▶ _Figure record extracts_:
***

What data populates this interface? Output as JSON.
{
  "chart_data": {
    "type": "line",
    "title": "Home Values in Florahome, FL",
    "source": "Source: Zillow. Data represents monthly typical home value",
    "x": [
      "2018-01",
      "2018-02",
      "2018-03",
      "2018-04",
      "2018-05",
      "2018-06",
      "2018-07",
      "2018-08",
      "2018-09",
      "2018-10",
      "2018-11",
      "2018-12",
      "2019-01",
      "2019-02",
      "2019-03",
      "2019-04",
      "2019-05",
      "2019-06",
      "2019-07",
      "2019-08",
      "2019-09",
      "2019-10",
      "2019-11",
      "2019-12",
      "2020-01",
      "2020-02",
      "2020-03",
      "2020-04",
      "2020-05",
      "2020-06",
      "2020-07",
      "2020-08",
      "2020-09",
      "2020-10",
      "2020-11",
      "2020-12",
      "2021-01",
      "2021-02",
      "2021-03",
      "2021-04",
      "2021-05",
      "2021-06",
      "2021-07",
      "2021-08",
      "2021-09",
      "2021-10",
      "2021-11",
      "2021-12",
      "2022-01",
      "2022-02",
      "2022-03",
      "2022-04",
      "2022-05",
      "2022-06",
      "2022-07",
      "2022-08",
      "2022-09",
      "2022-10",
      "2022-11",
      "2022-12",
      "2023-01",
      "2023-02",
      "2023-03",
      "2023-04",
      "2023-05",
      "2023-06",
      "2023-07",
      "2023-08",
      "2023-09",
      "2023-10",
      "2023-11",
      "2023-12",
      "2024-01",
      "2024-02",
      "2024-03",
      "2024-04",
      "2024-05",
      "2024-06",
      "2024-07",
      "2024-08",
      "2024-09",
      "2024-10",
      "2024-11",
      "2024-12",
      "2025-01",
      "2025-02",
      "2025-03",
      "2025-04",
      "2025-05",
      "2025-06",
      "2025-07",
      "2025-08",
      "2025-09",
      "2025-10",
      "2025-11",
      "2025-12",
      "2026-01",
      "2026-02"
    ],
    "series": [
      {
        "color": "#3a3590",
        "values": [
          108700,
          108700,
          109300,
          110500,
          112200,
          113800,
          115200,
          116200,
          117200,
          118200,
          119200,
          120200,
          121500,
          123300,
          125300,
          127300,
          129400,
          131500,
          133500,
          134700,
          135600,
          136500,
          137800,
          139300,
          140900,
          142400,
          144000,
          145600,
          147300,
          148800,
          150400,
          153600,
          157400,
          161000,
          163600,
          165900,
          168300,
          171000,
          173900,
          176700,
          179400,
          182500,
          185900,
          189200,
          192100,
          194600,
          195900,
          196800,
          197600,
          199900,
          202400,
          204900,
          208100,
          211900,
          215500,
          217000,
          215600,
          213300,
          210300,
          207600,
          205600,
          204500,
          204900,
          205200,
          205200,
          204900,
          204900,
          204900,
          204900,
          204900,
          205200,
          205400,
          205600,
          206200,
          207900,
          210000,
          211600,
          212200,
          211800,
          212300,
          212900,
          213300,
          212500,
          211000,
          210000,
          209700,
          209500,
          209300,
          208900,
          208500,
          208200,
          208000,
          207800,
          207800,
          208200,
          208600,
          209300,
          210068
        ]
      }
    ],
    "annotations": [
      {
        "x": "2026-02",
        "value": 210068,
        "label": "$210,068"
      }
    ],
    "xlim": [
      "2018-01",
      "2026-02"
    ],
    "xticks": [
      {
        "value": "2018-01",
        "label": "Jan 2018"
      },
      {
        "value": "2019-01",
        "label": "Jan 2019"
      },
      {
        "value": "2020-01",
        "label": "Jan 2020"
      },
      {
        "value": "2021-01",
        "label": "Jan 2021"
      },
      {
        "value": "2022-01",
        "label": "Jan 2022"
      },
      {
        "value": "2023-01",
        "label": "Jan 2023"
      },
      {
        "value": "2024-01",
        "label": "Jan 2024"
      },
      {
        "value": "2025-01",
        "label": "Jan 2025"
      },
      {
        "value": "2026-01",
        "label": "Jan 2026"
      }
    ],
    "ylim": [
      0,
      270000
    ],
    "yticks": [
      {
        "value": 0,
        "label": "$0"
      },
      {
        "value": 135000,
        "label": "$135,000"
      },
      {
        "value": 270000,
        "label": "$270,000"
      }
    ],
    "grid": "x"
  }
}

***

▶ _Set task_:
Retype the entries one by one, exactly.

▶ _Exercise result_:
What data populates this interface? Output as JSON.
{
  "chart_data": {
    "type": "line",
    "title": "Home Values in Florahome, FL",
    "source": "Source: Zillow. Data represents monthly typical home value",
    "x": [
      "2018-01",
      "2018-02",
      "2018-03",
      "2018-04",
      "2018-05",
      "2018-06",
      "2018-07",
      "2018-08",
      "2018-09",
      "2018-10",
      "2018-11",
      "2018-12",
      "2019-01",
      "2019-02",
      "2019-03",
      "2019-04",
      "2019-05",
      "2019-06",
      "2019-07",
      "2019-08",
      "2019-09",
      "2019-10",
      "2019-11",
      "2019-12",
      "2020-01",
      "2020-02",
      "2020-03",
      "2020-04",
      "2020-05",
      "2020-06",
      "2020-07",
      "2020-08",
      "2020-09",
      "2020-10",
      "2020-11",
      "2020-12",
      "2021-01",
      "2021-02",
      "2021-03",
      "2021-04",
      "2021-05",
      "2021-06",
      "2021-07",
      "2021-08",
      "2021-09",
      "2021-10",
      "2021-11",
      "2021-12",
      "2022-01",
      "2022-02",
      "2022-03",
      "2022-04",
      "2022-05",
      "2022-06",
      "2022-07",
      "2022-08",
      "2022-09",
      "2022-10",
      "2022-11",
      "2022-12",
      "2023-01",
      "2023-02",
      "2023-03",
      "2023-04",
      "2023-05",
      "2023-06",
      "2023-07",
      "2023-08",
      "2023-09",
      "2023-10",
      "2023-11",
      "2023-12",
      "2024-01",
      "2024-02",
      "2024-03",
      "2024-04",
      "2024-05",
      "2024-06",
      "2024-07",
      "2024-08",
      "2024-09",
      "2024-10",
      "2024-11",
      "2024-12",
      "2025-01",
      "2025-02",
      "2025-03",
      "2025-04",
      "2025-05",
      "2025-06",
      "2025-07",
      "2025-08",
      "2025-09",
      "2025-10",
      "2025-11",
      "2025-12",
      "2026-01",
      "2026-02"
    ],
    "series": [
      {
        "color": "#3a3590",
        "values": [
          108700,
          108700,
          109300,
          110500,
          112200,
          113800,
          115200,
          116200,
          117200,
          118200,
          119200,
          120200,
          121500,
          123300,
          125300,
          127300,
          129400,
          131500,
          133500,
          134700,
          135600,
          136500,
          137800,
          139300,
          140900,
          142400,
          144000,
          145600,
          147300,
          148800,
          150400,
          153600,
          157400,
          161000,
          163600,
          165900,
          168300,
          171000,
          173900,
          176700,
          179400,
          182500,
          185900,
          189200,
          192100,
          194600,
          195900,
          196800,
          197600,
          199900,
          202400,
          204900,
          208100,
          211900,
          215500,
          217000,
          215600,
          213300,
          210300,
          207600,
          205600,
          204500,
          204900,
          205200,
          205200,
          204900,
          204900,
          204900,
          204900,
          204900,
          205200,
          205400,
          205600,
          206200,
          207900,
          210000,
          211600,
          212200,
          211800,
          212300,
          212900,
          213300,
          212500,
          211000,
          210000,
          209700,
          209500,
          209300,
          208900,
          208500,
          208200,
          208000,
          207800,
          207800,
          208200,
          208600,
          209300,
          210068
        ]
      }
    ],
    "annotations": [
      {
        "x": "2026-02",
        "value": 210068,
        "label": "$210,068"
      }
    ],
    "xlim": [
      "2018-01",
      "2026-02"
    ],
    "xticks": [
      {
        "value": "2018-01",
        "label": "Jan 2018"
      },
      {
        "value": "2019-01",
        "label": "Jan 2019"
      },
      {
        "value": "2020-01",
        "label": "Jan 2020"
      },
      {
        "value": "2021-01",
        "label": "Jan 2021"
      },
      {
        "value": "2022-01",
        "label": "Jan 2022"
      },
      {
        "value": "2023-01",
        "label": "Jan 2023"
      },
      {
        "value": "2024-01",
        "label": "Jan 2024"
      },
      {
        "value": "2025-01",
        "label": "Jan 2025"
      },
      {
        "value": "2026-01",
        "label": "Jan 2026"
      }
    ],
    "ylim": [
      0,
      270000
    ],
    "yticks": [
      {
        "value": 0,
        "label": "$0"
      },
      {
        "value": 135000,
        "label": "$135,000"
      },
      {
        "value": 270000,
        "label": "$270,000"
      }
    ],
    "grid": "x"
  }
}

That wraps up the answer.